**WHAT TO DO:**
Take each line containing the word "canal" and copy it.

=== EXTRACTED ENTRIES ===

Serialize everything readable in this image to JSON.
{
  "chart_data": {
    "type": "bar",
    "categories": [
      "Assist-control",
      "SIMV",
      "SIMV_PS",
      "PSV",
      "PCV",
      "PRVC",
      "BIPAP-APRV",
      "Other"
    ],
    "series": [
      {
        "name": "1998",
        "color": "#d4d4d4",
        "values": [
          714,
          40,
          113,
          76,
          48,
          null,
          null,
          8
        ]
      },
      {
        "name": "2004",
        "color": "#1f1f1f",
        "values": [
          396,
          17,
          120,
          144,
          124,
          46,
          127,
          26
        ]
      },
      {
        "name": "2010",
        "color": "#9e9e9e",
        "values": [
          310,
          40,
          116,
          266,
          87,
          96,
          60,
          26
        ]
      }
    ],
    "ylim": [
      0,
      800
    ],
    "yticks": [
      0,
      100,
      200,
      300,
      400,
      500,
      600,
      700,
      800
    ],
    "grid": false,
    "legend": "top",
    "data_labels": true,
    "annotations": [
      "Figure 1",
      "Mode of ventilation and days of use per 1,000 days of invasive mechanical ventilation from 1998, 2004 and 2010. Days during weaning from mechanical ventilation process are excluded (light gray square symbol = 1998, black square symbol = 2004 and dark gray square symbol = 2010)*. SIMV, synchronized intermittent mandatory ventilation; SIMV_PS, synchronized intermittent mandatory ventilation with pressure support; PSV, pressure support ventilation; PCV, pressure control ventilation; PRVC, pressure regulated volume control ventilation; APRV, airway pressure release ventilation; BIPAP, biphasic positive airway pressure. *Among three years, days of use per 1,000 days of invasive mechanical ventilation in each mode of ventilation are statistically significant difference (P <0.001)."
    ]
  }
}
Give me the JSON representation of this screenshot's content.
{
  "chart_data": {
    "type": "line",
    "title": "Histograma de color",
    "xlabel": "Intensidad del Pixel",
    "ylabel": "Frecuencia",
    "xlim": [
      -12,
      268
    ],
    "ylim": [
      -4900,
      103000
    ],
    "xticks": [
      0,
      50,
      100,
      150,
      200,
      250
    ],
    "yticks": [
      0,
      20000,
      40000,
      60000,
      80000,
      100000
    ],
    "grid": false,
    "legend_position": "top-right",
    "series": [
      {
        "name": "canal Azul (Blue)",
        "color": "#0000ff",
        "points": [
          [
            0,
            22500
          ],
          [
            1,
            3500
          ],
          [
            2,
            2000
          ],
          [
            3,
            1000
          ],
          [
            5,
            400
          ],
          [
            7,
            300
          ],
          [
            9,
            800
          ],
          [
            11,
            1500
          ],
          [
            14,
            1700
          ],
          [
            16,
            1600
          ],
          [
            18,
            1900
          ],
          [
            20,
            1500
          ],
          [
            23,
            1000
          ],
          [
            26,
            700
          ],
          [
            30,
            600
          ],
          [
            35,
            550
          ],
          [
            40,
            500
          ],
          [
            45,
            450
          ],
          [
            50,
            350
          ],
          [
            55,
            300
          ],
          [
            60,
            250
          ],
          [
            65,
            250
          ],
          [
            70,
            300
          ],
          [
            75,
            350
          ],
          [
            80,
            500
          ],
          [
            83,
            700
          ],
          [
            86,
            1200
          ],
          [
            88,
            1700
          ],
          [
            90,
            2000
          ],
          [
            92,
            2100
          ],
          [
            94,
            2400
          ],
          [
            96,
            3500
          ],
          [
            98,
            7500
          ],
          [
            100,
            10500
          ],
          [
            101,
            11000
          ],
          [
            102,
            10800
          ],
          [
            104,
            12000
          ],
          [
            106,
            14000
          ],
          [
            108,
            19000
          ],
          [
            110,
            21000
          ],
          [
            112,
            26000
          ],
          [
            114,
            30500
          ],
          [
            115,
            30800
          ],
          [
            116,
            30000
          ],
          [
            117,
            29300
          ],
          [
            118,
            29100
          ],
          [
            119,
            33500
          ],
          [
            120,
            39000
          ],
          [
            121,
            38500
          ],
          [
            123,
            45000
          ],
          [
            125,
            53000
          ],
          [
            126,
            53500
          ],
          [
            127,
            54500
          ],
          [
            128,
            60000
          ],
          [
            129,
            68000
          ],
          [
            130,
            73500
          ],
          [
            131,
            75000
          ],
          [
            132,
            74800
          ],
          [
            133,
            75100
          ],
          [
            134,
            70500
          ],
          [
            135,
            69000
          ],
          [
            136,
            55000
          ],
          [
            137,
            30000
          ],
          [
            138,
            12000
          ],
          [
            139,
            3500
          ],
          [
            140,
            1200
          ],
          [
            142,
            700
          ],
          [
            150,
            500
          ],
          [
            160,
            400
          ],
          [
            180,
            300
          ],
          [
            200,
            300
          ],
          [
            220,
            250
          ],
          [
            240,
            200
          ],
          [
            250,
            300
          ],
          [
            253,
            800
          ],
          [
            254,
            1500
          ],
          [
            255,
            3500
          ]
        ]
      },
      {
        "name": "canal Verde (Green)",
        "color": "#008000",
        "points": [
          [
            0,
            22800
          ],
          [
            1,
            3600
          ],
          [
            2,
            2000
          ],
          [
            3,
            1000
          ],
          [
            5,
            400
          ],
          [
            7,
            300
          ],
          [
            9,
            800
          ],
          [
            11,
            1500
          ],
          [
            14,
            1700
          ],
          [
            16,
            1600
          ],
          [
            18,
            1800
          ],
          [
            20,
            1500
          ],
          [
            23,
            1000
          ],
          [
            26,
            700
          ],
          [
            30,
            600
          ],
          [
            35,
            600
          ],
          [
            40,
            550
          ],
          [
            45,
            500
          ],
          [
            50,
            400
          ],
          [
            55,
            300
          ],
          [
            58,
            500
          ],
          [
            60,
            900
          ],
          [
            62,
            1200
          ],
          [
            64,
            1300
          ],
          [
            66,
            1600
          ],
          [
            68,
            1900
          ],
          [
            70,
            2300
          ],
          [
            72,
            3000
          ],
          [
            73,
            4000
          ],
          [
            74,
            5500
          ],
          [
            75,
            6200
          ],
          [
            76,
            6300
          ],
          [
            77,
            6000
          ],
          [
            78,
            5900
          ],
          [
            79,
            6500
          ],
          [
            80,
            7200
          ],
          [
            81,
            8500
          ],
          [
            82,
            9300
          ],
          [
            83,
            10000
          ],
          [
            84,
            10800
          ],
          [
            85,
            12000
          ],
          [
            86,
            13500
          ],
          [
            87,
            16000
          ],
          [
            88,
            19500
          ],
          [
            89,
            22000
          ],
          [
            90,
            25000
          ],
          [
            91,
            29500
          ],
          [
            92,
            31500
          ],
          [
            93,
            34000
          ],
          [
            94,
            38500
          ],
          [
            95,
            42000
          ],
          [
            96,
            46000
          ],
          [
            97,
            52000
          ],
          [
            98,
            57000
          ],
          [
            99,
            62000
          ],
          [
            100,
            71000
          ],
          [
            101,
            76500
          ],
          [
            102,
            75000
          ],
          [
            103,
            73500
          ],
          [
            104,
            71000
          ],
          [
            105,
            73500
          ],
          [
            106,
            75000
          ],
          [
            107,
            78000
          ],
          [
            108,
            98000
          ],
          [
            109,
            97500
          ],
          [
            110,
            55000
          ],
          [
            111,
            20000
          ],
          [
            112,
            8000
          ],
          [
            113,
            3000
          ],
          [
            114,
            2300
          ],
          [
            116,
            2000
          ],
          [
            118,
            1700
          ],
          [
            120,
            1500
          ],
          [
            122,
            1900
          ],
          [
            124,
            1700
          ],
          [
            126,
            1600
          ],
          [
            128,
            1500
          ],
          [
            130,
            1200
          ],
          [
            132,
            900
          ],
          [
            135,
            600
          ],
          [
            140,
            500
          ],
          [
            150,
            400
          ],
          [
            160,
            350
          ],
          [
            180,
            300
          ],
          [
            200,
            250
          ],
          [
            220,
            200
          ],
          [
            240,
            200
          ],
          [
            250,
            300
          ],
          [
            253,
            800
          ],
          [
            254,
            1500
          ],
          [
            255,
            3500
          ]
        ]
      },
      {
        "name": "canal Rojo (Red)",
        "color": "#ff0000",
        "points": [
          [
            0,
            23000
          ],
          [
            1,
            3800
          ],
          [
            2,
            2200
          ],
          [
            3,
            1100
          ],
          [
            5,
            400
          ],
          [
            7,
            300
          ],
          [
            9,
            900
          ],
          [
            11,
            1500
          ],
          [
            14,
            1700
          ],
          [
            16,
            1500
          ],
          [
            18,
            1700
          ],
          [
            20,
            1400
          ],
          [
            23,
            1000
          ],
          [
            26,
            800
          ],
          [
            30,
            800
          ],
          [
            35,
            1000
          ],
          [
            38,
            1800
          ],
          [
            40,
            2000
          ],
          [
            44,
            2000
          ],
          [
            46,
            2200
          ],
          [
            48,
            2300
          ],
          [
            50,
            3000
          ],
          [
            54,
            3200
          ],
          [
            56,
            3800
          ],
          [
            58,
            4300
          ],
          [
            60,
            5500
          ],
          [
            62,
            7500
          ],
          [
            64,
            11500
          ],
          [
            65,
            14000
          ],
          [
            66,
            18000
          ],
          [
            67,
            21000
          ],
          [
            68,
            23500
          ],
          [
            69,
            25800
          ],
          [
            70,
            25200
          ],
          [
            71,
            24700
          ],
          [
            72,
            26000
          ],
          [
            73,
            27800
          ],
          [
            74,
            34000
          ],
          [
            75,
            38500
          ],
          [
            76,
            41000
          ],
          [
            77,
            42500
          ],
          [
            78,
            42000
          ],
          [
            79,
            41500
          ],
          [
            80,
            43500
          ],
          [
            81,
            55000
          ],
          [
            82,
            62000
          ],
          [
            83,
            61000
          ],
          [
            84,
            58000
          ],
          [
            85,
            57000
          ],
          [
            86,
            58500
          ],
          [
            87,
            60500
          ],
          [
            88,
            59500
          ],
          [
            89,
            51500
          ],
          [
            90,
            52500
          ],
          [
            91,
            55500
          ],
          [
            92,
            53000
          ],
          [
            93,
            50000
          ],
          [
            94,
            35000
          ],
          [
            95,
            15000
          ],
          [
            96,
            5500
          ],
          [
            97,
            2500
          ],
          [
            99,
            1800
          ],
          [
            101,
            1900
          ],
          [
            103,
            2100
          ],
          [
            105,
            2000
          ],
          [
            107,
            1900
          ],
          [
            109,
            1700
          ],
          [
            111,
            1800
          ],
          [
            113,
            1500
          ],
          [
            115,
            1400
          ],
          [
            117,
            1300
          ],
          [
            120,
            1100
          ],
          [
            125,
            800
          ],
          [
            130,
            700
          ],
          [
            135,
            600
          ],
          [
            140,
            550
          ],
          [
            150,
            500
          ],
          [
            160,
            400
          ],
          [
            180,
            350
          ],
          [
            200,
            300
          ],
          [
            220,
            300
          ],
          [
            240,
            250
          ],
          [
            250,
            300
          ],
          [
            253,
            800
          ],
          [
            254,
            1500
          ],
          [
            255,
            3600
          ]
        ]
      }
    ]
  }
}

===

**ANSWER FOR THE TASK:**
        "name": "canal Azul (Blue)",
        "name": "canal Verde (Green)",
        "name": "canal Rojo (Red)",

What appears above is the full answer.